DIRECTIVE
The records below must be copied in full; omit the images.

--- start ---

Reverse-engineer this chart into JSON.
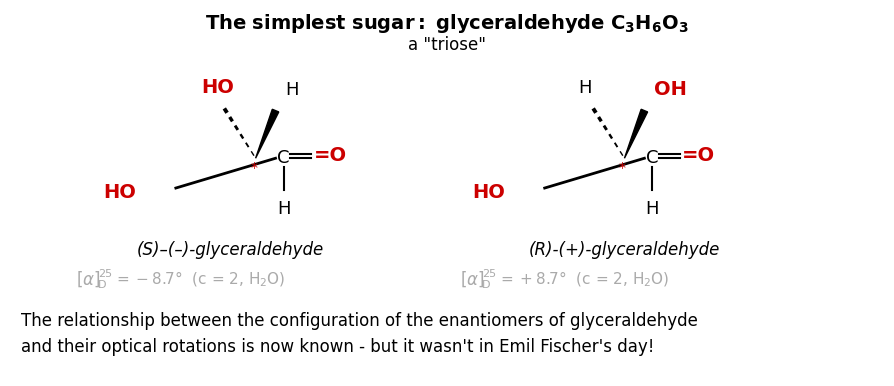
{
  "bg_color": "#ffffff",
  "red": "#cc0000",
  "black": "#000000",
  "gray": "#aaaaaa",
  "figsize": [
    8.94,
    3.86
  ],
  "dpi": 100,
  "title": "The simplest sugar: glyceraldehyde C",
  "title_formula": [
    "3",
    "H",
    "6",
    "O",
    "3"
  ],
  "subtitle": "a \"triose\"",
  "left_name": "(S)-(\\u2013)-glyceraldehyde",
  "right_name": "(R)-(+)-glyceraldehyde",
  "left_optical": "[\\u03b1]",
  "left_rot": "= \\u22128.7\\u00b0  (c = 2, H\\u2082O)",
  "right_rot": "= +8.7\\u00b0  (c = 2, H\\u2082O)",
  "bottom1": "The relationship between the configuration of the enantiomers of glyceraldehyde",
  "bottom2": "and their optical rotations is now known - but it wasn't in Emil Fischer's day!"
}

--- end ---

ANSWER TO THE PROBLEM
Reverse-engineer this chart into JSON.
{
  "bg_color": "#ffffff",
  "red": "#cc0000",
  "black": "#000000",
  "gray": "#aaaaaa",
  "figsize": [
    8.94,
    3.86
  ],
  "dpi": 100,
  "title": "The simplest sugar: glyceraldehyde C",
  "title_formula": [
    "3",
    "H",
    "6",
    "O",
    "3"
  ],
  "subtitle": "a \"triose\"",
  "left_name": "(S)-(\\u2013)-glyceraldehyde",
  "right_name": "(R)-(+)-glyceraldehyde",
  "left_optical": "[\\u03b1]",
  "left_rot": "= \\u22128.7\\u00b0  (c = 2, H\\u2082O)",
  "right_rot": "= +8.7\\u00b0  (c = 2, H\\u2082O)",
  "bottom1": "The relationship between the configuration of the enantiomers of glyceraldehyde",
  "bottom2": "and their optical rotations is now known - but it wasn't in Emil Fischer's day!"
}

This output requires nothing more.